Set down the full listing exactly as given. Any pictures are to be left out.

**Material for the task**
[start]

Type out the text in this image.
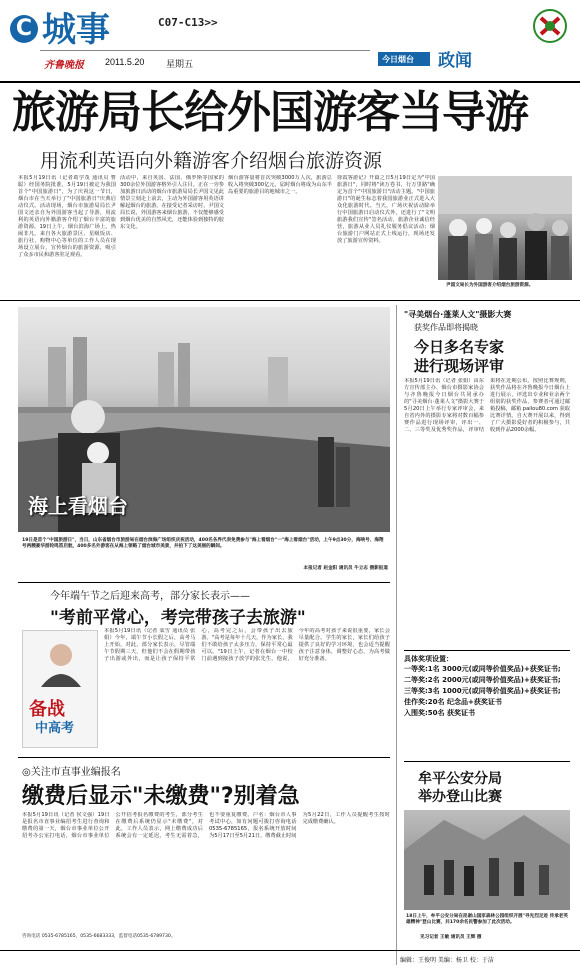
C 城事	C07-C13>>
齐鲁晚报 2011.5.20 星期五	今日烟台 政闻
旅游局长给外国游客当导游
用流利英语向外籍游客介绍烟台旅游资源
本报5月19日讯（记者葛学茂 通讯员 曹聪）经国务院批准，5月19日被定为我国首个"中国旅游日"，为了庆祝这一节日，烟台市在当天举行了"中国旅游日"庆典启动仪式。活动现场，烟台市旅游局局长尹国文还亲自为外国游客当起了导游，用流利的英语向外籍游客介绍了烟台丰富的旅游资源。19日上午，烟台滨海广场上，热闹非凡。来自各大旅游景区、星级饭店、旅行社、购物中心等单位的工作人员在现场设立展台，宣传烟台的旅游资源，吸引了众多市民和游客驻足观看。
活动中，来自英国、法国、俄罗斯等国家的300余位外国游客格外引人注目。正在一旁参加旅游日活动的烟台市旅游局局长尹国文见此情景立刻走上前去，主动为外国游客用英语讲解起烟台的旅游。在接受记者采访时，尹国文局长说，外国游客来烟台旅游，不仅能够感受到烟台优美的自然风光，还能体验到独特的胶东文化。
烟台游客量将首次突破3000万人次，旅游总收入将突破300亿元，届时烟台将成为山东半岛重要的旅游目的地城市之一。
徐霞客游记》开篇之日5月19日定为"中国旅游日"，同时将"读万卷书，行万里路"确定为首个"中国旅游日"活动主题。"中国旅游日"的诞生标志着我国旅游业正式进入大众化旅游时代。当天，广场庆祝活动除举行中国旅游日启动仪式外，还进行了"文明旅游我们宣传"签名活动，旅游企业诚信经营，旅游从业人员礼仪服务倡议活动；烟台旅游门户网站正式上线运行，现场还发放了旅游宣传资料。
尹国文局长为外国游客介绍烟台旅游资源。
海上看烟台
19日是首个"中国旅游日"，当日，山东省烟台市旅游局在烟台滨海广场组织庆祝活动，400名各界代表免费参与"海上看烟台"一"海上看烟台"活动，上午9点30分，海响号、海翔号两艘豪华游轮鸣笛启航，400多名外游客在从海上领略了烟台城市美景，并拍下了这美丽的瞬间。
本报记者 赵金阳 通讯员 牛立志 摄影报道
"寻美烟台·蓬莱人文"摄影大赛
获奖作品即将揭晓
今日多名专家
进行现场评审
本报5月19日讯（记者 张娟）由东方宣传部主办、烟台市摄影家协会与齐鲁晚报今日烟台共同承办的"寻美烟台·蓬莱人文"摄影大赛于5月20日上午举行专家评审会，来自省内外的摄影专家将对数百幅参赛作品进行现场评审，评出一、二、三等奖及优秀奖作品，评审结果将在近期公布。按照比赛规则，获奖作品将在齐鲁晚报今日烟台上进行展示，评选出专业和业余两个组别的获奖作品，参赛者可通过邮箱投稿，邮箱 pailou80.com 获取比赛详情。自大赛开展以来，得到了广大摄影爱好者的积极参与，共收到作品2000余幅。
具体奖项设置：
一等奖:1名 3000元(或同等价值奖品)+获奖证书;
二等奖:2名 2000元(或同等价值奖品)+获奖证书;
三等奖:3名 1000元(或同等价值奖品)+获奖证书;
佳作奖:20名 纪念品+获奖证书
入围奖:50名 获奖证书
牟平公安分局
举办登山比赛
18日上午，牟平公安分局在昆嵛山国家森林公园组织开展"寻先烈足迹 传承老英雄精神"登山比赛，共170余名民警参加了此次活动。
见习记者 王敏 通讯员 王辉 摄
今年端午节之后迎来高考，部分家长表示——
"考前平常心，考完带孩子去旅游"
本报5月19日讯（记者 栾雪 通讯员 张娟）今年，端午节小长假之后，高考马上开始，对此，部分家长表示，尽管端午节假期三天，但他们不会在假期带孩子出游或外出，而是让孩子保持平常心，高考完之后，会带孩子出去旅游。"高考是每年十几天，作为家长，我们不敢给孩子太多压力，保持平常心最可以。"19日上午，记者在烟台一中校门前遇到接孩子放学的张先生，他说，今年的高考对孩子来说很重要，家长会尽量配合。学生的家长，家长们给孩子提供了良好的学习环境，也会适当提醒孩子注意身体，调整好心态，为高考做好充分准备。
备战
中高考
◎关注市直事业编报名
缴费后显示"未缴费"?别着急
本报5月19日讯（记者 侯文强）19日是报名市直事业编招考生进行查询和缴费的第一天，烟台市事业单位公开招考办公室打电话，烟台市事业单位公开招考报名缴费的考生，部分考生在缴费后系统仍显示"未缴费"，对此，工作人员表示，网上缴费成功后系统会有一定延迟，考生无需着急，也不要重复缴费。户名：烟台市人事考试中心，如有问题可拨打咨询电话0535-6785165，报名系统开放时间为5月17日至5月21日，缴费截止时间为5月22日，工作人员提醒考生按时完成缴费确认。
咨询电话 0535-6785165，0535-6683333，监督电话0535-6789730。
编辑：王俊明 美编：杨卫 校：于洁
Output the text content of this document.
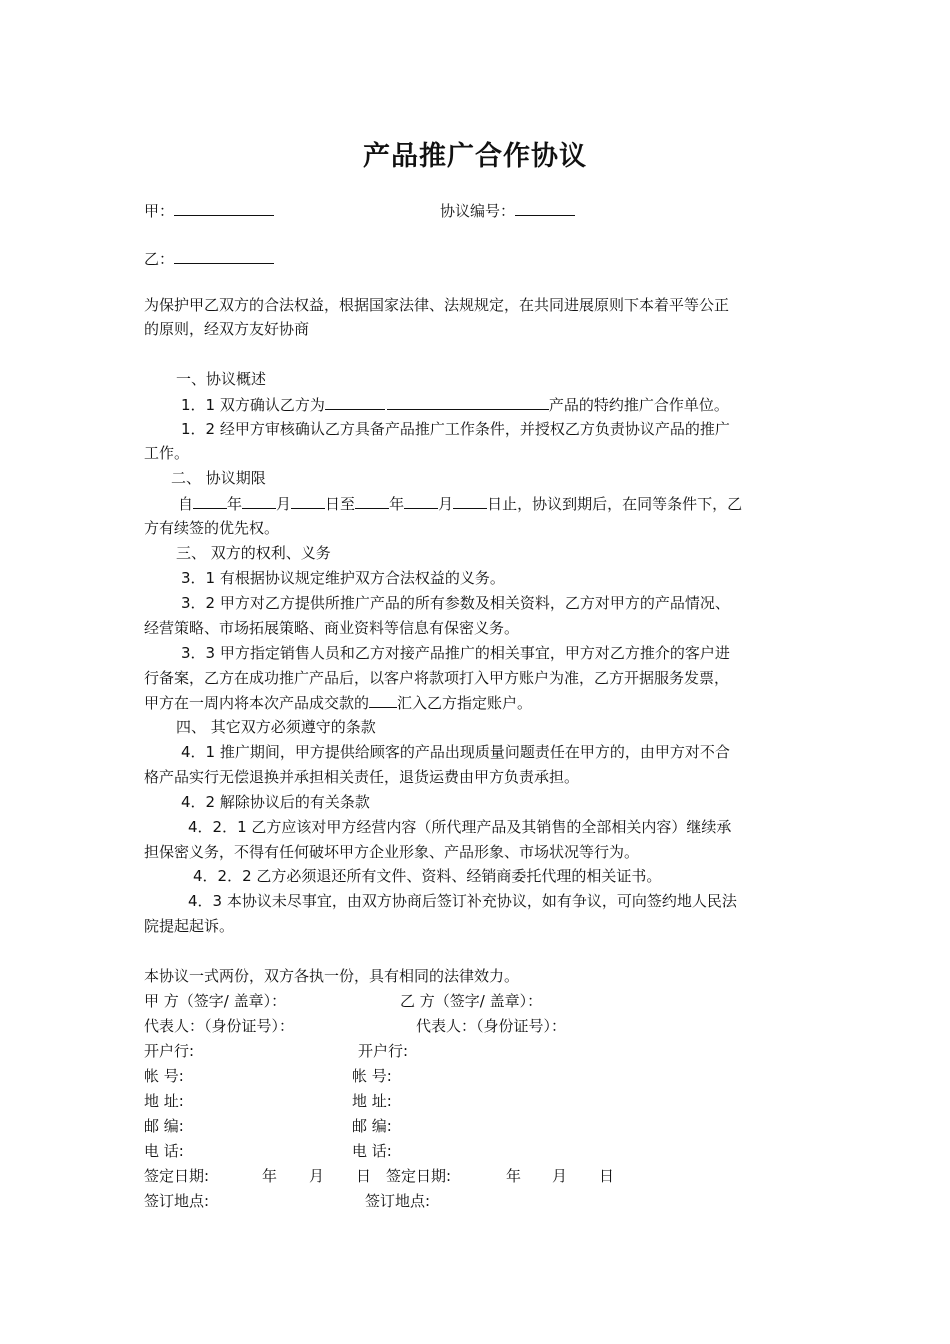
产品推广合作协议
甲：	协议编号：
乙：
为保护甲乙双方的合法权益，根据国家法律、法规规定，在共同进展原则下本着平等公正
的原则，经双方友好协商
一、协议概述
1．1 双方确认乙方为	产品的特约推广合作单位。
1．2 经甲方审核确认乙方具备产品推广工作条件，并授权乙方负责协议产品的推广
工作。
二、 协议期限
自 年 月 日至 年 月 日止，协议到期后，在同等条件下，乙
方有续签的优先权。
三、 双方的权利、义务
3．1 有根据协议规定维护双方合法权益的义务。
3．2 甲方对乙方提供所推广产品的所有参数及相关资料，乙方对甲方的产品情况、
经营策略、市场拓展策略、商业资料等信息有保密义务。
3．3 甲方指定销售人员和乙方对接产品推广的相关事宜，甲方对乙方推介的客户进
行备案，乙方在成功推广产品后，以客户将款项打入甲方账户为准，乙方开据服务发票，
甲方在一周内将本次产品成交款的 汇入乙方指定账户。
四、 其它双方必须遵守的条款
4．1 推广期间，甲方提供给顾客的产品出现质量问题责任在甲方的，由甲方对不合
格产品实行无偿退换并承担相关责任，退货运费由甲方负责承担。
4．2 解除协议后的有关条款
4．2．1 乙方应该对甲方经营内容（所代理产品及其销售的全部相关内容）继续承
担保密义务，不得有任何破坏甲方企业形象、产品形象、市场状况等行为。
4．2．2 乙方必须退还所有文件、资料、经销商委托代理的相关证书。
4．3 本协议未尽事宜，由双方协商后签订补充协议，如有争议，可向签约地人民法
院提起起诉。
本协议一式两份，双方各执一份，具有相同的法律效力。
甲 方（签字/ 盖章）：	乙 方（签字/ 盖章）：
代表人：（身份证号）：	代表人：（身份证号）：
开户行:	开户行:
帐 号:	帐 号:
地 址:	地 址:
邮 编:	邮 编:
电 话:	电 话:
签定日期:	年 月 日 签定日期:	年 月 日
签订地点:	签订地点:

[end]

**Exercise solution**
Type out the text in this image.
C 城事	C07-C13>>
齐鲁晚报 2011.5.20 星期五	今日烟台 政闻
旅游局长给外国游客当导游
用流利英语向外籍游客介绍烟台旅游资源
本报5月19日讯（记者葛学茂 通讯员 曹聪）经国务院批准，5月19日被定为我国首个"中国旅游日"，为了庆祝这一节日，烟台市在当天举行了"中国旅游日"庆典启动仪式。活动现场，烟台市旅游局局长尹国文还亲自为外国游客当起了导游，用流利的英语向外籍游客介绍了烟台丰富的旅游资源。19日上午，烟台滨海广场上，热闹非凡。来自各大旅游景区、星级饭店、旅行社、购物中心等单位的工作人员在现场设立展台，宣传烟台的旅游资源，吸引了众多市民和游客驻足观看。
活动中，来自英国、法国、俄罗斯等国家的300余位外国游客格外引人注目。正在一旁参加旅游日活动的烟台市旅游局局长尹国文见此情景立刻走上前去，主动为外国游客用英语讲解起烟台的旅游。在接受记者采访时，尹国文局长说，外国游客来烟台旅游，不仅能够感受到烟台优美的自然风光，还能体验到独特的胶东文化。
烟台游客量将首次突破3000万人次，旅游总收入将突破300亿元，届时烟台将成为山东半岛重要的旅游目的地城市之一。
徐霞客游记》开篇之日5月19日定为"中国旅游日"，同时将"读万卷书，行万里路"确定为首个"中国旅游日"活动主题。"中国旅游日"的诞生标志着我国旅游业正式进入大众化旅游时代。当天，广场庆祝活动除举行中国旅游日启动仪式外，还进行了"文明旅游我们宣传"签名活动，旅游企业诚信经营，旅游从业人员礼仪服务倡议活动；烟台旅游门户网站正式上线运行，现场还发放了旅游宣传资料。
尹国文局长为外国游客介绍烟台旅游资源。
海上看烟台
19日是首个"中国旅游日"，当日，山东省烟台市旅游局在烟台滨海广场组织庆祝活动，400名各界代表免费参与"海上看烟台"一"海上看烟台"活动，上午9点30分，海响号、海翔号两艘豪华游轮鸣笛启航，400多名外游客在从海上领略了烟台城市美景，并拍下了这美丽的瞬间。
本报记者 赵金阳 通讯员 牛立志 摄影报道
"寻美烟台·蓬莱人文"摄影大赛
获奖作品即将揭晓
今日多名专家
进行现场评审
本报5月19日讯（记者 张娟）由东方宣传部主办、烟台市摄影家协会与齐鲁晚报今日烟台共同承办的"寻美烟台·蓬莱人文"摄影大赛于5月20日上午举行专家评审会，来自省内外的摄影专家将对数百幅参赛作品进行现场评审，评出一、二、三等奖及优秀奖作品，评审结果将在近期公布。按照比赛规则，获奖作品将在齐鲁晚报今日烟台上进行展示，评选出专业和业余两个组别的获奖作品，参赛者可通过邮箱投稿，邮箱 pailou80.com 获取比赛详情。自大赛开展以来，得到了广大摄影爱好者的积极参与，共收到作品2000余幅。
具体奖项设置：
一等奖:1名 3000元(或同等价值奖品)+获奖证书;
二等奖:2名 2000元(或同等价值奖品)+获奖证书;
三等奖:3名 1000元(或同等价值奖品)+获奖证书;
佳作奖:20名 纪念品+获奖证书
入围奖:50名 获奖证书
牟平公安分局
举办登山比赛
18日上午，牟平公安分局在昆嵛山国家森林公园组织开展"寻先烈足迹 传承老英雄精神"登山比赛，共170余名民警参加了此次活动。
见习记者 王敏 通讯员 王辉 摄
今年端午节之后迎来高考，部分家长表示——
"考前平常心，考完带孩子去旅游"
本报5月19日讯（记者 栾雪 通讯员 张娟）今年，端午节小长假之后，高考马上开始，对此，部分家长表示，尽管端午节假期三天，但他们不会在假期带孩子出游或外出，而是让孩子保持平常心，高考完之后，会带孩子出去旅游。"高考是每年十几天，作为家长，我们不敢给孩子太多压力，保持平常心最可以。"19日上午，记者在烟台一中校门前遇到接孩子放学的张先生，他说，今年的高考对孩子来说很重要，家长会尽量配合。学生的家长，家长们给孩子提供了良好的学习环境，也会适当提醒孩子注意身体，调整好心态，为高考做好充分准备。
备战
中高考
◎关注市直事业编报名
缴费后显示"未缴费"?别着急
本报5月19日讯（记者 侯文强）19日是报名市直事业编招考生进行查询和缴费的第一天，烟台市事业单位公开招考办公室打电话，烟台市事业单位公开招考报名缴费的考生，部分考生在缴费后系统仍显示"未缴费"，对此，工作人员表示，网上缴费成功后系统会有一定延迟，考生无需着急，也不要重复缴费。户名：烟台市人事考试中心，如有问题可拨打咨询电话0535-6785165，报名系统开放时间为5月17日至5月21日，缴费截止时间为5月22日，工作人员提醒考生按时完成缴费确认。
咨询电话 0535-6785165，0535-6683333，监督电话0535-6789730。
编辑：王俊明 美编：杨卫 校：于洁
Output the text content of this document.
产品推广合作协议
甲：	协议编号：
乙：
为保护甲乙双方的合法权益，根据国家法律、法规规定，在共同进展原则下本着平等公正
的原则，经双方友好协商
一、协议概述
1．1 双方确认乙方为	产品的特约推广合作单位。
1．2 经甲方审核确认乙方具备产品推广工作条件，并授权乙方负责协议产品的推广
工作。
二、 协议期限
自 年 月 日至 年 月 日止，协议到期后，在同等条件下，乙
方有续签的优先权。
三、 双方的权利、义务
3．1 有根据协议规定维护双方合法权益的义务。
3．2 甲方对乙方提供所推广产品的所有参数及相关资料，乙方对甲方的产品情况、
经营策略、市场拓展策略、商业资料等信息有保密义务。
3．3 甲方指定销售人员和乙方对接产品推广的相关事宜，甲方对乙方推介的客户进
行备案，乙方在成功推广产品后，以客户将款项打入甲方账户为准，乙方开据服务发票，
甲方在一周内将本次产品成交款的 汇入乙方指定账户。
四、 其它双方必须遵守的条款
4．1 推广期间，甲方提供给顾客的产品出现质量问题责任在甲方的，由甲方对不合
格产品实行无偿退换并承担相关责任，退货运费由甲方负责承担。
4．2 解除协议后的有关条款
4．2．1 乙方应该对甲方经营内容（所代理产品及其销售的全部相关内容）继续承
担保密义务，不得有任何破坏甲方企业形象、产品形象、市场状况等行为。
4．2．2 乙方必须退还所有文件、资料、经销商委托代理的相关证书。
4．3 本协议未尽事宜，由双方协商后签订补充协议，如有争议，可向签约地人民法
院提起起诉。
本协议一式两份，双方各执一份，具有相同的法律效力。
甲 方（签字/ 盖章）：	乙 方（签字/ 盖章）：
代表人：（身份证号）：	代表人：（身份证号）：
开户行:	开户行:
帐 号:	帐 号:
地 址:	地 址:
邮 编:	邮 编:
电 话:	电 话:
签定日期:	年 月 日 签定日期:	年 月 日
签订地点:	签订地点:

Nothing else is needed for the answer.